#### Problem requirements:
Produce the listing below again, exactly as shown.

#### Provided data:
----------------
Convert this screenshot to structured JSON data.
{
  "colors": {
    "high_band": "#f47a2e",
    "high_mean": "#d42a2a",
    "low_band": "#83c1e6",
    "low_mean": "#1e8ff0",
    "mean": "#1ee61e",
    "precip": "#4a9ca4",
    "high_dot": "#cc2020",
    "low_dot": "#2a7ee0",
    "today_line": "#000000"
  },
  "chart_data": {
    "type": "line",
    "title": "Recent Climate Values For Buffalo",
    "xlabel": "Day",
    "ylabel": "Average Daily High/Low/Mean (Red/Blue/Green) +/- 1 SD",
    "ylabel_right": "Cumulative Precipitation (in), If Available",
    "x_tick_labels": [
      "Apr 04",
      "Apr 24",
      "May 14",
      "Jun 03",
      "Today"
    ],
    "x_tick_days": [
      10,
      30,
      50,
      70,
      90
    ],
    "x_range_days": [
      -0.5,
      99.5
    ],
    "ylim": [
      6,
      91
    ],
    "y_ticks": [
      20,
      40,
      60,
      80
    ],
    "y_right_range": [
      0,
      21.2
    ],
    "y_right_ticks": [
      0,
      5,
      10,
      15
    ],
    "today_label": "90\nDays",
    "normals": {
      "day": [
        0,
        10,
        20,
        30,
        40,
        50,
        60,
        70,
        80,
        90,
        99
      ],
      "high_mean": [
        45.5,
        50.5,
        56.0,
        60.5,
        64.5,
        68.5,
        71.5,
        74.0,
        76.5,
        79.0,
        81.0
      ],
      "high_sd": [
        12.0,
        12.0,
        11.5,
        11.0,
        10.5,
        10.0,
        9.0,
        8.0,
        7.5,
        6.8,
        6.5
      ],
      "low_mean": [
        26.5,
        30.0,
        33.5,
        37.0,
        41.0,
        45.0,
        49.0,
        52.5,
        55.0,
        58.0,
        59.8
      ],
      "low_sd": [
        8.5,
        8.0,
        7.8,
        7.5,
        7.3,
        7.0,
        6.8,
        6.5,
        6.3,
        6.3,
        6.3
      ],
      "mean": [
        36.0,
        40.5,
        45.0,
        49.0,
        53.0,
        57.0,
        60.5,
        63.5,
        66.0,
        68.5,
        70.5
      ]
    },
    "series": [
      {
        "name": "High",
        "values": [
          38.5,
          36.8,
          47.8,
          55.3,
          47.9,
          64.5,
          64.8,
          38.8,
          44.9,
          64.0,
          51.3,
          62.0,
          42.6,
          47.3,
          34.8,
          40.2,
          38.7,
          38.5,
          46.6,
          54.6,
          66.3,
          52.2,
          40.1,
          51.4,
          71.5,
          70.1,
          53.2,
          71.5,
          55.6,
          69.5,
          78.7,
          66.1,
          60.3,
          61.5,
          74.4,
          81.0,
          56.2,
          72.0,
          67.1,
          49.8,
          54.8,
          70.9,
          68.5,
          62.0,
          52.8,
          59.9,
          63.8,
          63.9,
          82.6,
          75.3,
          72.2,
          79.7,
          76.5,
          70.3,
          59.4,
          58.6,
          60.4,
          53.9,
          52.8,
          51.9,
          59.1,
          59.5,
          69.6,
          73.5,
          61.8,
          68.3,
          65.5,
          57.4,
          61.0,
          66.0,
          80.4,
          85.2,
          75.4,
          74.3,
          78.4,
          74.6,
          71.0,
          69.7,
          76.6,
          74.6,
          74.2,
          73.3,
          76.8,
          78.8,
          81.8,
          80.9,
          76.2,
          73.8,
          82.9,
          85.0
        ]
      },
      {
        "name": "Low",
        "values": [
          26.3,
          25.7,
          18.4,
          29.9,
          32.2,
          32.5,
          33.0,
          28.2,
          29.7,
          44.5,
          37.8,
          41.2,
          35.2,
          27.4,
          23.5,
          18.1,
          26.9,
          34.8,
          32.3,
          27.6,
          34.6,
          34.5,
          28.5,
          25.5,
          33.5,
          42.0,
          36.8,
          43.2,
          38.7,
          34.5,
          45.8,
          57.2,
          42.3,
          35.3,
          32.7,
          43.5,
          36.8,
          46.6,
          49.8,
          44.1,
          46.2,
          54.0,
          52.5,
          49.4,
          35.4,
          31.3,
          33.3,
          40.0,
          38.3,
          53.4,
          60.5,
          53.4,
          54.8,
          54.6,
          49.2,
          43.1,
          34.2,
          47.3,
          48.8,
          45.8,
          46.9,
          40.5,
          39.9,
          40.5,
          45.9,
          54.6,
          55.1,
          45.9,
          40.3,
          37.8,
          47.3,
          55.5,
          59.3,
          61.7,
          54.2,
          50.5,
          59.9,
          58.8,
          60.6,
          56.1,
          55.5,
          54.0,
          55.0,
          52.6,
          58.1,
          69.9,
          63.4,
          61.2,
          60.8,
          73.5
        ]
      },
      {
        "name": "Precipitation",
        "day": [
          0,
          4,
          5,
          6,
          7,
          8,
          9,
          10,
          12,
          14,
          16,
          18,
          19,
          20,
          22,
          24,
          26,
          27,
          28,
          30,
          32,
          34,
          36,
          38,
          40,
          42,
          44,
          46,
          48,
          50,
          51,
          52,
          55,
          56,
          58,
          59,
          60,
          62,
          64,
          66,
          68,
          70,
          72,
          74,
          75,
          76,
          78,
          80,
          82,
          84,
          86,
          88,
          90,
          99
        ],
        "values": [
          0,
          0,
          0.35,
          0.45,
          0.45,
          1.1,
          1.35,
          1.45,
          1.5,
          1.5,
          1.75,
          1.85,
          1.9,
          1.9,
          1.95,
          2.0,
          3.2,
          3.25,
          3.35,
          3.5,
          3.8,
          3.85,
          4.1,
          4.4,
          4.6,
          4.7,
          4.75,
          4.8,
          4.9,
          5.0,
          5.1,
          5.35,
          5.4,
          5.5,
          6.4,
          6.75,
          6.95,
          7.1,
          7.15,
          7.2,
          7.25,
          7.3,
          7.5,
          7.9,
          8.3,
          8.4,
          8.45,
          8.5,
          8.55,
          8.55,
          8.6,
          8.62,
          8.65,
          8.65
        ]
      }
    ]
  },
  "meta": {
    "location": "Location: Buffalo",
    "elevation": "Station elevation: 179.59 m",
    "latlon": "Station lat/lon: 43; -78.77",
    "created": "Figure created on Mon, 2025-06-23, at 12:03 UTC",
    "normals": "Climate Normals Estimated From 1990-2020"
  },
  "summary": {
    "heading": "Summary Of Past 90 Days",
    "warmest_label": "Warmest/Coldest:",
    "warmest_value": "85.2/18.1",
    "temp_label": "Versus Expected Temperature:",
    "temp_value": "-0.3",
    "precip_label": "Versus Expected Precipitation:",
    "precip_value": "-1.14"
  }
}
----------------
#### Correct answer:
Convert this screenshot to structured JSON data.
{
  "colors": {
    "high_band": "#f47a2e",
    "high_mean": "#d42a2a",
    "low_band": "#83c1e6",
    "low_mean": "#1e8ff0",
    "mean": "#1ee61e",
    "precip": "#4a9ca4",
    "high_dot": "#cc2020",
    "low_dot": "#2a7ee0",
    "today_line": "#000000"
  },
  "chart_data": {
    "type": "line",
    "title": "Recent Climate Values For Buffalo",
    "xlabel": "Day",
    "ylabel": "Average Daily High/Low/Mean (Red/Blue/Green) +/- 1 SD",
    "ylabel_right": "Cumulative Precipitation (in), If Available",
    "x_tick_labels": [
      "Apr 04",
      "Apr 24",
      "May 14",
      "Jun 03",
      "Today"
    ],
    "x_tick_days": [
      10,
      30,
      50,
      70,
      90
    ],
    "x_range_days": [
      -0.5,
      99.5
    ],
    "ylim": [
      6,
      91
    ],
    "y_ticks": [
      20,
      40,
      60,
      80
    ],
    "y_right_range": [
      0,
      21.2
    ],
    "y_right_ticks": [
      0,
      5,
      10,
      15
    ],
    "today_label": "90\nDays",
    "normals": {
      "day": [
        0,
        10,
        20,
        30,
        40,
        50,
        60,
        70,
        80,
        90,
        99
      ],
      "high_mean": [
        45.5,
        50.5,
        56.0,
        60.5,
        64.5,
        68.5,
        71.5,
        74.0,
        76.5,
        79.0,
        81.0
      ],
      "high_sd": [
        12.0,
        12.0,
        11.5,
        11.0,
        10.5,
        10.0,
        9.0,
        8.0,
        7.5,
        6.8,
        6.5
      ],
      "low_mean": [
        26.5,
        30.0,
        33.5,
        37.0,
        41.0,
        45.0,
        49.0,
        52.5,
        55.0,
        58.0,
        59.8
      ],
      "low_sd": [
        8.5,
        8.0,
        7.8,
        7.5,
        7.3,
        7.0,
        6.8,
        6.5,
        6.3,
        6.3,
        6.3
      ],
      "mean": [
        36.0,
        40.5,
        45.0,
        49.0,
        53.0,
        57.0,
        60.5,
        63.5,
        66.0,
        68.5,
        70.5
      ]
    },
    "series": [
      {
        "name": "High",
        "values": [
          38.5,
          36.8,
          47.8,
          55.3,
          47.9,
          64.5,
          64.8,
          38.8,
          44.9,
          64.0,
          51.3,
          62.0,
          42.6,
          47.3,
          34.8,
          40.2,
          38.7,
          38.5,
          46.6,
          54.6,
          66.3,
          52.2,
          40.1,
          51.4,
          71.5,
          70.1,
          53.2,
          71.5,
          55.6,
          69.5,
          78.7,
          66.1,
          60.3,
          61.5,
          74.4,
          81.0,
          56.2,
          72.0,
          67.1,
          49.8,
          54.8,
          70.9,
          68.5,
          62.0,
          52.8,
          59.9,
          63.8,
          63.9,
          82.6,
          75.3,
          72.2,
          79.7,
          76.5,
          70.3,
          59.4,
          58.6,
          60.4,
          53.9,
          52.8,
          51.9,
          59.1,
          59.5,
          69.6,
          73.5,
          61.8,
          68.3,
          65.5,
          57.4,
          61.0,
          66.0,
          80.4,
          85.2,
          75.4,
          74.3,
          78.4,
          74.6,
          71.0,
          69.7,
          76.6,
          74.6,
          74.2,
          73.3,
          76.8,
          78.8,
          81.8,
          80.9,
          76.2,
          73.8,
          82.9,
          85.0
        ]
      },
      {
        "name": "Low",
        "values": [
          26.3,
          25.7,
          18.4,
          29.9,
          32.2,
          32.5,
          33.0,
          28.2,
          29.7,
          44.5,
          37.8,
          41.2,
          35.2,
          27.4,
          23.5,
          18.1,
          26.9,
          34.8,
          32.3,
          27.6,
          34.6,
          34.5,
          28.5,
          25.5,
          33.5,
          42.0,
          36.8,
          43.2,
          38.7,
          34.5,
          45.8,
          57.2,
          42.3,
          35.3,
          32.7,
          43.5,
          36.8,
          46.6,
          49.8,
          44.1,
          46.2,
          54.0,
          52.5,
          49.4,
          35.4,
          31.3,
          33.3,
          40.0,
          38.3,
          53.4,
          60.5,
          53.4,
          54.8,
          54.6,
          49.2,
          43.1,
          34.2,
          47.3,
          48.8,
          45.8,
          46.9,
          40.5,
          39.9,
          40.5,
          45.9,
          54.6,
          55.1,
          45.9,
          40.3,
          37.8,
          47.3,
          55.5,
          59.3,
          61.7,
          54.2,
          50.5,
          59.9,
          58.8,
          60.6,
          56.1,
          55.5,
          54.0,
          55.0,
          52.6,
          58.1,
          69.9,
          63.4,
          61.2,
          60.8,
          73.5
        ]
      },
      {
        "name": "Precipitation",
        "day": [
          0,
          4,
          5,
          6,
          7,
          8,
          9,
          10,
          12,
          14,
          16,
          18,
          19,
          20,
          22,
          24,
          26,
          27,
          28,
          30,
          32,
          34,
          36,
          38,
          40,
          42,
          44,
          46,
          48,
          50,
          51,
          52,
          55,
          56,
          58,
          59,
          60,
          62,
          64,
          66,
          68,
          70,
          72,
          74,
          75,
          76,
          78,
          80,
          82,
          84,
          86,
          88,
          90,
          99
        ],
        "values": [
          0,
          0,
          0.35,
          0.45,
          0.45,
          1.1,
          1.35,
          1.45,
          1.5,
          1.5,
          1.75,
          1.85,
          1.9,
          1.9,
          1.95,
          2.0,
          3.2,
          3.25,
          3.35,
          3.5,
          3.8,
          3.85,
          4.1,
          4.4,
          4.6,
          4.7,
          4.75,
          4.8,
          4.9,
          5.0,
          5.1,
          5.35,
          5.4,
          5.5,
          6.4,
          6.75,
          6.95,
          7.1,
          7.15,
          7.2,
          7.25,
          7.3,
          7.5,
          7.9,
          8.3,
          8.4,
          8.45,
          8.5,
          8.55,
          8.55,
          8.6,
          8.62,
          8.65,
          8.65
        ]
      }
    ]
  },
  "meta": {
    "location": "Location: Buffalo",
    "elevation": "Station elevation: 179.59 m",
    "latlon": "Station lat/lon: 43; -78.77",
    "created": "Figure created on Mon, 2025-06-23, at 12:03 UTC",
    "normals": "Climate Normals Estimated From 1990-2020"
  },
  "summary": {
    "heading": "Summary Of Past 90 Days",
    "warmest_label": "Warmest/Coldest:",
    "warmest_value": "85.2/18.1",
    "temp_label": "Versus Expected Temperature:",
    "temp_value": "-0.3",
    "precip_label": "Versus Expected Precipitation:",
    "precip_value": "-1.14"
  }
}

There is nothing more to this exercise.